─── Extracted information

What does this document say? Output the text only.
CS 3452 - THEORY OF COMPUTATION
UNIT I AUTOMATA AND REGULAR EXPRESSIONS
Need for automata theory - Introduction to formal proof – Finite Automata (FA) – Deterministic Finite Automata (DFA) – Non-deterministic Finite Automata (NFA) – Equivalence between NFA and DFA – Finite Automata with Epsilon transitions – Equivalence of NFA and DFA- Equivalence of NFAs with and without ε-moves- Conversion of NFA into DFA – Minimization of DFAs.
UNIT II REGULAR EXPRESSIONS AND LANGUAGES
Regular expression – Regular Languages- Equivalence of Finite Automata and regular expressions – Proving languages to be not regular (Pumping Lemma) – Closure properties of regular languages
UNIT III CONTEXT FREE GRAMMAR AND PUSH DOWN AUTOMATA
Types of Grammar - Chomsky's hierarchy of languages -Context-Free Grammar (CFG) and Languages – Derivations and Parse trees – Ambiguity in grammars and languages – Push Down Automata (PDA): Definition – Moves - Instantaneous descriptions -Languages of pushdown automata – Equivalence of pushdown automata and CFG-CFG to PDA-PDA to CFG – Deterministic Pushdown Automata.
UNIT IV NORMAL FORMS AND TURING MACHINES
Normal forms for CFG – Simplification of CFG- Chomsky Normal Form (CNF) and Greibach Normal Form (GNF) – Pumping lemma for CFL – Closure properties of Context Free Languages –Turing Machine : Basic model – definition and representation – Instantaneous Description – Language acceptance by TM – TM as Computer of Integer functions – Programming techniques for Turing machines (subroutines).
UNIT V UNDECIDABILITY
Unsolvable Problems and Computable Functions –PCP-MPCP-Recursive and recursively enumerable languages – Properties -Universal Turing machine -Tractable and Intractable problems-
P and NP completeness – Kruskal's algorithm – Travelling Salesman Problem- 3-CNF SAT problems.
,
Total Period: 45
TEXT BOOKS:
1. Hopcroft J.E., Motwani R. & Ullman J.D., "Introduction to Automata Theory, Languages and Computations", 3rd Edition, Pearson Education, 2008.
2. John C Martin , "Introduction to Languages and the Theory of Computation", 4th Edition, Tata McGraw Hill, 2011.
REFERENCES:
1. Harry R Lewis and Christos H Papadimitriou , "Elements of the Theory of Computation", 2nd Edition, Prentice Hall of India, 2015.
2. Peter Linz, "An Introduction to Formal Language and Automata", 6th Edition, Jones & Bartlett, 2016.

──────

> Challenge: Transcribe every record above exactly as it appears.

> Correct answer:
What does this document say? Output the text only.
CS 3452 - THEORY OF COMPUTATION
UNIT I AUTOMATA AND REGULAR EXPRESSIONS
Need for automata theory - Introduction to formal proof – Finite Automata (FA) – Deterministic Finite Automata (DFA) – Non-deterministic Finite Automata (NFA) – Equivalence between NFA and DFA – Finite Automata with Epsilon transitions – Equivalence of NFA and DFA- Equivalence of NFAs with and without ε-moves- Conversion of NFA into DFA – Minimization of DFAs.
UNIT II REGULAR EXPRESSIONS AND LANGUAGES
Regular expression – Regular Languages- Equivalence of Finite Automata and regular expressions – Proving languages to be not regular (Pumping Lemma) – Closure properties of regular languages
UNIT III CONTEXT FREE GRAMMAR AND PUSH DOWN AUTOMATA
Types of Grammar - Chomsky's hierarchy of languages -Context-Free Grammar (CFG) and Languages – Derivations and Parse trees – Ambiguity in grammars and languages – Push Down Automata (PDA): Definition – Moves - Instantaneous descriptions -Languages of pushdown automata – Equivalence of pushdown automata and CFG-CFG to PDA-PDA to CFG – Deterministic Pushdown Automata.
UNIT IV NORMAL FORMS AND TURING MACHINES
Normal forms for CFG – Simplification of CFG- Chomsky Normal Form (CNF) and Greibach Normal Form (GNF) – Pumping lemma for CFL – Closure properties of Context Free Languages –Turing Machine : Basic model – definition and representation – Instantaneous Description – Language acceptance by TM – TM as Computer of Integer functions – Programming techniques for Turing machines (subroutines).
UNIT V UNDECIDABILITY
Unsolvable Problems and Computable Functions –PCP-MPCP-Recursive and recursively enumerable languages – Properties -Universal Turing machine -Tractable and Intractable problems-
P and NP completeness – Kruskal's algorithm – Travelling Salesman Problem- 3-CNF SAT problems.
,
Total Period: 45
TEXT BOOKS:
1. Hopcroft J.E., Motwani R. & Ullman J.D., "Introduction to Automata Theory, Languages and Computations", 3rd Edition, Pearson Education, 2008.
2. John C Martin , "Introduction to Languages and the Theory of Computation", 4th Edition, Tata McGraw Hill, 2011.
REFERENCES:
1. Harry R Lewis and Christos H Papadimitriou , "Elements of the Theory of Computation", 2nd Edition, Prentice Hall of India, 2015.
2. Peter Linz, "An Introduction to Formal Language and Automata", 6th Edition, Jones & Bartlett, 2016.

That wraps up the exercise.